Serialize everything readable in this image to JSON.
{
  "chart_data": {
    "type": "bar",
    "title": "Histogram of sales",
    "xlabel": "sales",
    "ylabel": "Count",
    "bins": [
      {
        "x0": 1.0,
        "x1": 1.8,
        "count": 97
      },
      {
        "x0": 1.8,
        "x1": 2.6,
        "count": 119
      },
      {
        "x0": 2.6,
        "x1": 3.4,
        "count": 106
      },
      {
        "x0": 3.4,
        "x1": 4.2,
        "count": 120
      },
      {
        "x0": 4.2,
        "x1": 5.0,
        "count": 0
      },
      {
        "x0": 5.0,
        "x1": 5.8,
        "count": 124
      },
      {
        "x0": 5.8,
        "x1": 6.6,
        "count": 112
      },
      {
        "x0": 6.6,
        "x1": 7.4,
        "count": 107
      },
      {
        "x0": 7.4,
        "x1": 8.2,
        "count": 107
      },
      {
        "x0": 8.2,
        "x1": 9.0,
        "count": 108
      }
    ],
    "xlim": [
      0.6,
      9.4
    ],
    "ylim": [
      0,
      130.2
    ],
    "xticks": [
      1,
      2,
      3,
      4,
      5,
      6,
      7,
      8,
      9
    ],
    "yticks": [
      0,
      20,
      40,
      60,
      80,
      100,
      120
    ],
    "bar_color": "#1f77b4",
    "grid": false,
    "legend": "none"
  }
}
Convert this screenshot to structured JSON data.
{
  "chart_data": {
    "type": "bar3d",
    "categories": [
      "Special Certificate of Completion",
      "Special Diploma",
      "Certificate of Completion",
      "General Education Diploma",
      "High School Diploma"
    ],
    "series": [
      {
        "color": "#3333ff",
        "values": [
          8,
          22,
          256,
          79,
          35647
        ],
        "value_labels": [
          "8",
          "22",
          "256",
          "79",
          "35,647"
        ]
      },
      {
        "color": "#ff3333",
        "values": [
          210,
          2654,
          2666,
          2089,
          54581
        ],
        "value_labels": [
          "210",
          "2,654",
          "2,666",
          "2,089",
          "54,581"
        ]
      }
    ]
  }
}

____

Goal of the exercise -
Copy each line of the data exactly, leaving nothing out.

Task output -
Serialize everything readable in this image to JSON.
{
  "chart_data": {
    "type": "bar",
    "title": "Histogram of sales",
    "xlabel": "sales",
    "ylabel": "Count",
    "bins": [
      {
        "x0": 1.0,
        "x1": 1.8,
        "count": 97
      },
      {
        "x0": 1.8,
        "x1": 2.6,
        "count": 119
      },
      {
        "x0": 2.6,
        "x1": 3.4,
        "count": 106
      },
      {
        "x0": 3.4,
        "x1": 4.2,
        "count": 120
      },
      {
        "x0": 4.2,
        "x1": 5.0,
        "count": 0
      },
      {
        "x0": 5.0,
        "x1": 5.8,
        "count": 124
      },
      {
        "x0": 5.8,
        "x1": 6.6,
        "count": 112
      },
      {
        "x0": 6.6,
        "x1": 7.4,
        "count": 107
      },
      {
        "x0": 7.4,
        "x1": 8.2,
        "count": 107
      },
      {
        "x0": 8.2,
        "x1": 9.0,
        "count": 108
      }
    ],
    "xlim": [
      0.6,
      9.4
    ],
    "ylim": [
      0,
      130.2
    ],
    "xticks": [
      1,
      2,
      3,
      4,
      5,
      6,
      7,
      8,
      9
    ],
    "yticks": [
      0,
      20,
      40,
      60,
      80,
      100,
      120
    ],
    "bar_color": "#1f77b4",
    "grid": false,
    "legend": "none"
  }
}
Convert this screenshot to structured JSON data.
{
  "chart_data": {
    "type": "bar3d",
    "categories": [
      "Special Certificate of Completion",
      "Special Diploma",
      "Certificate of Completion",
      "General Education Diploma",
      "High School Diploma"
    ],
    "series": [
      {
        "color": "#3333ff",
        "values": [
          8,
          22,
          256,
          79,
          35647
        ],
        "value_labels": [
          "8",
          "22",
          "256",
          "79",
          "35,647"
        ]
      },
      {
        "color": "#ff3333",
        "values": [
          210,
          2654,
          2666,
          2089,
          54581
        ],
        "value_labels": [
          "210",
          "2,654",
          "2,666",
          "2,089",
          "54,581"
        ]
      }
    ]
  }
}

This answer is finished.